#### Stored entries
——

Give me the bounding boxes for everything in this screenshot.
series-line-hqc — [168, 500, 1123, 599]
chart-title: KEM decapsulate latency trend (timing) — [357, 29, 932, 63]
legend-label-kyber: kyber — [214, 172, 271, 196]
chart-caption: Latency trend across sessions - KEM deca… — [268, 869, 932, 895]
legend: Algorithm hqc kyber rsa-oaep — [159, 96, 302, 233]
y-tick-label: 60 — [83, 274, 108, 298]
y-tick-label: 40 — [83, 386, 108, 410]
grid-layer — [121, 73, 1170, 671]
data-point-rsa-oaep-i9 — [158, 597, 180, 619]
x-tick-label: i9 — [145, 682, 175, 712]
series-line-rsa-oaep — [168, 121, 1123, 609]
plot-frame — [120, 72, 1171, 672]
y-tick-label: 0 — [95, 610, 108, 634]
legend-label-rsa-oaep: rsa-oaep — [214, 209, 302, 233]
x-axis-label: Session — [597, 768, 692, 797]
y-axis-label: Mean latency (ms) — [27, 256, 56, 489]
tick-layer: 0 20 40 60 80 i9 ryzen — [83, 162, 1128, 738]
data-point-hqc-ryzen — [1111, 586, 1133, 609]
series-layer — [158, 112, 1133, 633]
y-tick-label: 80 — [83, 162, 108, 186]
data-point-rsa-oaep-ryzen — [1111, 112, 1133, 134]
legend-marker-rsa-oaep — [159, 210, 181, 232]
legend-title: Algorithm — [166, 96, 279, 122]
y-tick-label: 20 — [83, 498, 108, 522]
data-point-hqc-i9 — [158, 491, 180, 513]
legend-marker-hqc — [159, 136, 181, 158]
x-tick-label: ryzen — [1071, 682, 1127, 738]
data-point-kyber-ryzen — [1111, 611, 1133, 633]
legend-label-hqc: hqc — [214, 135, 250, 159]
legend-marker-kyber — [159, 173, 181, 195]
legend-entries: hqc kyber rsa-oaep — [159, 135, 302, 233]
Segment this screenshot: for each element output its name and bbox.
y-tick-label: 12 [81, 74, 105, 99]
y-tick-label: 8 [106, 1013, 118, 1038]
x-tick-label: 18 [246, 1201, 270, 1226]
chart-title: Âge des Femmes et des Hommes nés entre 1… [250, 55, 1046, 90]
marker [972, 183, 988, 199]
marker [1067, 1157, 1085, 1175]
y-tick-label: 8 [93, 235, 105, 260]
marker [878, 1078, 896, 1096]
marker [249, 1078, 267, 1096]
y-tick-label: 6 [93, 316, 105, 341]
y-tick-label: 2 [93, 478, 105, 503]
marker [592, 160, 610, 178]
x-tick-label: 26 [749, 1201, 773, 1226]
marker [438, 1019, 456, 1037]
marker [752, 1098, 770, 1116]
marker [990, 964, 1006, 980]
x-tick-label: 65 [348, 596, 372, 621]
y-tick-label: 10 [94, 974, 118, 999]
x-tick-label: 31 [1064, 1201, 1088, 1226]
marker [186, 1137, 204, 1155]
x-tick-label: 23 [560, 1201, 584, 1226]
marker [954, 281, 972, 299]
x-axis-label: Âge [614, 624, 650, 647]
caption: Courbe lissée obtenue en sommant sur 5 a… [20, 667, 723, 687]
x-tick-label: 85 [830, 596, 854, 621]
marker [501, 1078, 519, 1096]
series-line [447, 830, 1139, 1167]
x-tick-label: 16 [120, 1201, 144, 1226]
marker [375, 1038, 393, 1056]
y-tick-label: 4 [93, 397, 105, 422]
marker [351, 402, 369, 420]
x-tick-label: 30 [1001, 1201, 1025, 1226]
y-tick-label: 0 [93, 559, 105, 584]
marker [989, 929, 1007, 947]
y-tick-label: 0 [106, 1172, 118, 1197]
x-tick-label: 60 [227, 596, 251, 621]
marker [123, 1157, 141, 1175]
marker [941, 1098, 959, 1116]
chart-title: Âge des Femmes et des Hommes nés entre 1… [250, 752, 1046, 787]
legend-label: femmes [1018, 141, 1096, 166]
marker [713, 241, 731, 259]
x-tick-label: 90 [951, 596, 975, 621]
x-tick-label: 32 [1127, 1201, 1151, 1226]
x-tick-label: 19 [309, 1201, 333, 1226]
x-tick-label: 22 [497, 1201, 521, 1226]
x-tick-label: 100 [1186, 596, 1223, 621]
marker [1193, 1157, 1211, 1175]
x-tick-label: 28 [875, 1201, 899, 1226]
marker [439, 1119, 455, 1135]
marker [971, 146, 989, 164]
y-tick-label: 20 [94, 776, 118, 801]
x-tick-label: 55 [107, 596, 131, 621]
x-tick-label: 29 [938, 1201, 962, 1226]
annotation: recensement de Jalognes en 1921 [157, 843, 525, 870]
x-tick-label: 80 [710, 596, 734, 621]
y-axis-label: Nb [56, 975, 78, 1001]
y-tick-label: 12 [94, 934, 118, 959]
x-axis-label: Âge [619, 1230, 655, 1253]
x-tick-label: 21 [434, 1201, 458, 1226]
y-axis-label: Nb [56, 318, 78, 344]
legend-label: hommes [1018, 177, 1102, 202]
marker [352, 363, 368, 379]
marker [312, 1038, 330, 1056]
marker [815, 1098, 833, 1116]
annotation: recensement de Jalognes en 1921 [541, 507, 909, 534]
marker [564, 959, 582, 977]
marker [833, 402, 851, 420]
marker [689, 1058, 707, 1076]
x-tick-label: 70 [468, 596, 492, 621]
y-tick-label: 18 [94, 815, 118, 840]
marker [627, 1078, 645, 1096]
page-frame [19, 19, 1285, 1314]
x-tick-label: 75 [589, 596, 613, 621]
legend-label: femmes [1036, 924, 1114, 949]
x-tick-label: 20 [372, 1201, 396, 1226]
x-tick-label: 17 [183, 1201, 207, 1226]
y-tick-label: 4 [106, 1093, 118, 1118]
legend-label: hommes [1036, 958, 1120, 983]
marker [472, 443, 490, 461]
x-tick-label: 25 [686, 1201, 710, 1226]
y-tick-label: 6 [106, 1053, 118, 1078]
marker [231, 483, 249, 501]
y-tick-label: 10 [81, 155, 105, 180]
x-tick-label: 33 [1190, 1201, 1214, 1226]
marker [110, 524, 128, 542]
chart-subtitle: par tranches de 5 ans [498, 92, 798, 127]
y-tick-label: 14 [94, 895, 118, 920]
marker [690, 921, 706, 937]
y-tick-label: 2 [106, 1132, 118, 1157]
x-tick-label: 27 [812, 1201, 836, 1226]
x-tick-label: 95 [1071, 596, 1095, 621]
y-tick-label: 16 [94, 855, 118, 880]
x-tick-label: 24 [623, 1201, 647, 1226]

——

#### OBJECTIVE
Retype every line of the listing above, keeping each one unchanged.

#### THE OUTPUT
Give me the bounding boxes for everything in this screenshot.
series-line-hqc — [168, 500, 1123, 599]
chart-title: KEM decapsulate latency trend (timing) — [357, 29, 932, 63]
legend-label-kyber: kyber — [214, 172, 271, 196]
chart-caption: Latency trend across sessions - KEM deca… — [268, 869, 932, 895]
legend: Algorithm hqc kyber rsa-oaep — [159, 96, 302, 233]
y-tick-label: 60 — [83, 274, 108, 298]
y-tick-label: 40 — [83, 386, 108, 410]
grid-layer — [121, 73, 1170, 671]
data-point-rsa-oaep-i9 — [158, 597, 180, 619]
x-tick-label: i9 — [145, 682, 175, 712]
series-line-rsa-oaep — [168, 121, 1123, 609]
plot-frame — [120, 72, 1171, 672]
y-tick-label: 0 — [95, 610, 108, 634]
legend-label-rsa-oaep: rsa-oaep — [214, 209, 302, 233]
x-axis-label: Session — [597, 768, 692, 797]
y-axis-label: Mean latency (ms) — [27, 256, 56, 489]
tick-layer: 0 20 40 60 80 i9 ryzen — [83, 162, 1128, 738]
data-point-hqc-ryzen — [1111, 586, 1133, 609]
series-layer — [158, 112, 1133, 633]
y-tick-label: 80 — [83, 162, 108, 186]
data-point-rsa-oaep-ryzen — [1111, 112, 1133, 134]
legend-marker-rsa-oaep — [159, 210, 181, 232]
legend-title: Algorithm — [166, 96, 279, 122]
y-tick-label: 20 — [83, 498, 108, 522]
data-point-hqc-i9 — [158, 491, 180, 513]
legend-marker-hqc — [159, 136, 181, 158]
x-tick-label: ryzen — [1071, 682, 1127, 738]
data-point-kyber-ryzen — [1111, 611, 1133, 633]
legend-label-hqc: hqc — [214, 135, 250, 159]
legend-marker-kyber — [159, 173, 181, 195]
legend-entries: hqc kyber rsa-oaep — [159, 135, 302, 233]
Segment this screenshot: for each element output its name and bbox.
y-tick-label: 12 [81, 74, 105, 99]
y-tick-label: 8 [106, 1013, 118, 1038]
x-tick-label: 18 [246, 1201, 270, 1226]
chart-title: Âge des Femmes et des Hommes nés entre 1… [250, 55, 1046, 90]
marker [972, 183, 988, 199]
marker [1067, 1157, 1085, 1175]
y-tick-label: 8 [93, 235, 105, 260]
marker [878, 1078, 896, 1096]
marker [249, 1078, 267, 1096]
y-tick-label: 6 [93, 316, 105, 341]
y-tick-label: 2 [93, 478, 105, 503]
marker [592, 160, 610, 178]
x-tick-label: 26 [749, 1201, 773, 1226]
marker [438, 1019, 456, 1037]
marker [752, 1098, 770, 1116]
marker [990, 964, 1006, 980]
x-tick-label: 65 [348, 596, 372, 621]
y-tick-label: 10 [94, 974, 118, 999]
x-tick-label: 31 [1064, 1201, 1088, 1226]
marker [186, 1137, 204, 1155]
x-tick-label: 23 [560, 1201, 584, 1226]
marker [954, 281, 972, 299]
x-axis-label: Âge [614, 624, 650, 647]
caption: Courbe lissée obtenue en sommant sur 5 a… [20, 667, 723, 687]
x-tick-label: 85 [830, 596, 854, 621]
marker [501, 1078, 519, 1096]
series-line [447, 830, 1139, 1167]
x-tick-label: 16 [120, 1201, 144, 1226]
marker [375, 1038, 393, 1056]
y-tick-label: 4 [93, 397, 105, 422]
marker [351, 402, 369, 420]
x-tick-label: 30 [1001, 1201, 1025, 1226]
y-tick-label: 0 [93, 559, 105, 584]
marker [989, 929, 1007, 947]
y-tick-label: 0 [106, 1172, 118, 1197]
x-tick-label: 60 [227, 596, 251, 621]
marker [123, 1157, 141, 1175]
marker [941, 1098, 959, 1116]
chart-title: Âge des Femmes et des Hommes nés entre 1… [250, 752, 1046, 787]
legend-label: femmes [1018, 141, 1096, 166]
marker [713, 241, 731, 259]
x-tick-label: 90 [951, 596, 975, 621]
x-tick-label: 32 [1127, 1201, 1151, 1226]
x-tick-label: 19 [309, 1201, 333, 1226]
x-tick-label: 22 [497, 1201, 521, 1226]
x-tick-label: 100 [1186, 596, 1223, 621]
marker [1193, 1157, 1211, 1175]
x-tick-label: 28 [875, 1201, 899, 1226]
marker [439, 1119, 455, 1135]
marker [971, 146, 989, 164]
y-tick-label: 20 [94, 776, 118, 801]
x-tick-label: 55 [107, 596, 131, 621]
x-tick-label: 29 [938, 1201, 962, 1226]
annotation: recensement de Jalognes en 1921 [157, 843, 525, 870]
x-tick-label: 80 [710, 596, 734, 621]
y-axis-label: Nb [56, 975, 78, 1001]
y-tick-label: 12 [94, 934, 118, 959]
x-axis-label: Âge [619, 1230, 655, 1253]
x-tick-label: 21 [434, 1201, 458, 1226]
y-axis-label: Nb [56, 318, 78, 344]
legend-label: hommes [1018, 177, 1102, 202]
marker [352, 363, 368, 379]
marker [312, 1038, 330, 1056]
marker [815, 1098, 833, 1116]
annotation: recensement de Jalognes en 1921 [541, 507, 909, 534]
marker [564, 959, 582, 977]
marker [833, 402, 851, 420]
marker [689, 1058, 707, 1076]
x-tick-label: 70 [468, 596, 492, 621]
y-tick-label: 18 [94, 815, 118, 840]
marker [627, 1078, 645, 1096]
page-frame [19, 19, 1285, 1314]
x-tick-label: 75 [589, 596, 613, 621]
legend-label: femmes [1036, 924, 1114, 949]
x-tick-label: 20 [372, 1201, 396, 1226]
x-tick-label: 17 [183, 1201, 207, 1226]
y-tick-label: 4 [106, 1093, 118, 1118]
legend-label: hommes [1036, 958, 1120, 983]
marker [472, 443, 490, 461]
x-tick-label: 25 [686, 1201, 710, 1226]
y-tick-label: 6 [106, 1053, 118, 1078]
marker [231, 483, 249, 501]
y-tick-label: 10 [81, 155, 105, 180]
x-tick-label: 33 [1190, 1201, 1214, 1226]
marker [110, 524, 128, 542]
chart-subtitle: par tranches de 5 ans [498, 92, 798, 127]
y-tick-label: 14 [94, 895, 118, 920]
marker [690, 921, 706, 937]
y-tick-label: 2 [106, 1132, 118, 1157]
x-tick-label: 27 [812, 1201, 836, 1226]
x-tick-label: 95 [1071, 596, 1095, 621]
y-tick-label: 16 [94, 855, 118, 880]
x-tick-label: 24 [623, 1201, 647, 1226]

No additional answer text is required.